Dataset records:
--- START ---

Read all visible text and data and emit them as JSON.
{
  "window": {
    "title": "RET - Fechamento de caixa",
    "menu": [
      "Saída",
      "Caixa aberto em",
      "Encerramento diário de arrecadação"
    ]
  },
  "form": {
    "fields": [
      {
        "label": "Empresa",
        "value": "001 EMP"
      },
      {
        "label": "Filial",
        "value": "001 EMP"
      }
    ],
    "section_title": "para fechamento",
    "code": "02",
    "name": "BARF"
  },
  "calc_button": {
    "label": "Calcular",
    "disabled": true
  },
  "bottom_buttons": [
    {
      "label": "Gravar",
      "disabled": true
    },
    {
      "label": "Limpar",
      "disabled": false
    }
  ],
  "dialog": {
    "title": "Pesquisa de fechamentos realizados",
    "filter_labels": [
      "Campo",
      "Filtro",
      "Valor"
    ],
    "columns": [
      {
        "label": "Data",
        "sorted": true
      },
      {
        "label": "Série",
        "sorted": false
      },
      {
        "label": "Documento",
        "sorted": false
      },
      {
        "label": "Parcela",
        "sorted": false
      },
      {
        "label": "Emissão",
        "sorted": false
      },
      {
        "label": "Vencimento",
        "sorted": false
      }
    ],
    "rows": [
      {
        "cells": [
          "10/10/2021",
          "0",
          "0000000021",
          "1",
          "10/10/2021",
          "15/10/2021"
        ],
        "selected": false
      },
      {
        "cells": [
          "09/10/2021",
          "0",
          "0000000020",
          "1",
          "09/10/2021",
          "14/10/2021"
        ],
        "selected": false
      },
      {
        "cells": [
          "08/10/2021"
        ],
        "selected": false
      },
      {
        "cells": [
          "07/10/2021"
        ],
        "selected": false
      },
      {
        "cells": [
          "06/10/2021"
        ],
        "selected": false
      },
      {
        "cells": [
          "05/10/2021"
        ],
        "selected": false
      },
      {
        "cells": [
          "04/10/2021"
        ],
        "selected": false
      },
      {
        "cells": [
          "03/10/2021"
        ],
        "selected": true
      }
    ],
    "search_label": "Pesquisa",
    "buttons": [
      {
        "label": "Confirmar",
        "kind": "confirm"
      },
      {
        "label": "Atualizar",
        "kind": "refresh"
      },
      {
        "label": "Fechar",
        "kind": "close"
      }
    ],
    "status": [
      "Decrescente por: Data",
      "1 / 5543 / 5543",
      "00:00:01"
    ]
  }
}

--- END ---

_What is required_:
Retype every record above exactly as written.

_Answer below_:
Read all visible text and data and emit them as JSON.
{
  "window": {
    "title": "RET - Fechamento de caixa",
    "menu": [
      "Saída",
      "Caixa aberto em",
      "Encerramento diário de arrecadação"
    ]
  },
  "form": {
    "fields": [
      {
        "label": "Empresa",
        "value": "001 EMP"
      },
      {
        "label": "Filial",
        "value": "001 EMP"
      }
    ],
    "section_title": "para fechamento",
    "code": "02",
    "name": "BARF"
  },
  "calc_button": {
    "label": "Calcular",
    "disabled": true
  },
  "bottom_buttons": [
    {
      "label": "Gravar",
      "disabled": true
    },
    {
      "label": "Limpar",
      "disabled": false
    }
  ],
  "dialog": {
    "title": "Pesquisa de fechamentos realizados",
    "filter_labels": [
      "Campo",
      "Filtro",
      "Valor"
    ],
    "columns": [
      {
        "label": "Data",
        "sorted": true
      },
      {
        "label": "Série",
        "sorted": false
      },
      {
        "label": "Documento",
        "sorted": false
      },
      {
        "label": "Parcela",
        "sorted": false
      },
      {
        "label": "Emissão",
        "sorted": false
      },
      {
        "label": "Vencimento",
        "sorted": false
      }
    ],
    "rows": [
      {
        "cells": [
          "10/10/2021",
          "0",
          "0000000021",
          "1",
          "10/10/2021",
          "15/10/2021"
        ],
        "selected": false
      },
      {
        "cells": [
          "09/10/2021",
          "0",
          "0000000020",
          "1",
          "09/10/2021",
          "14/10/2021"
        ],
        "selected": false
      },
      {
        "cells": [
          "08/10/2021"
        ],
        "selected": false
      },
      {
        "cells": [
          "07/10/2021"
        ],
        "selected": false
      },
      {
        "cells": [
          "06/10/2021"
        ],
        "selected": false
      },
      {
        "cells": [
          "05/10/2021"
        ],
        "selected": false
      },
      {
        "cells": [
          "04/10/2021"
        ],
        "selected": false
      },
      {
        "cells": [
          "03/10/2021"
        ],
        "selected": true
      }
    ],
    "search_label": "Pesquisa",
    "buttons": [
      {
        "label": "Confirmar",
        "kind": "confirm"
      },
      {
        "label": "Atualizar",
        "kind": "refresh"
      },
      {
        "label": "Fechar",
        "kind": "close"
      }
    ],
    "status": [
      "Decrescente por: Data",
      "1 / 5543 / 5543",
      "00:00:01"
    ]
  }
}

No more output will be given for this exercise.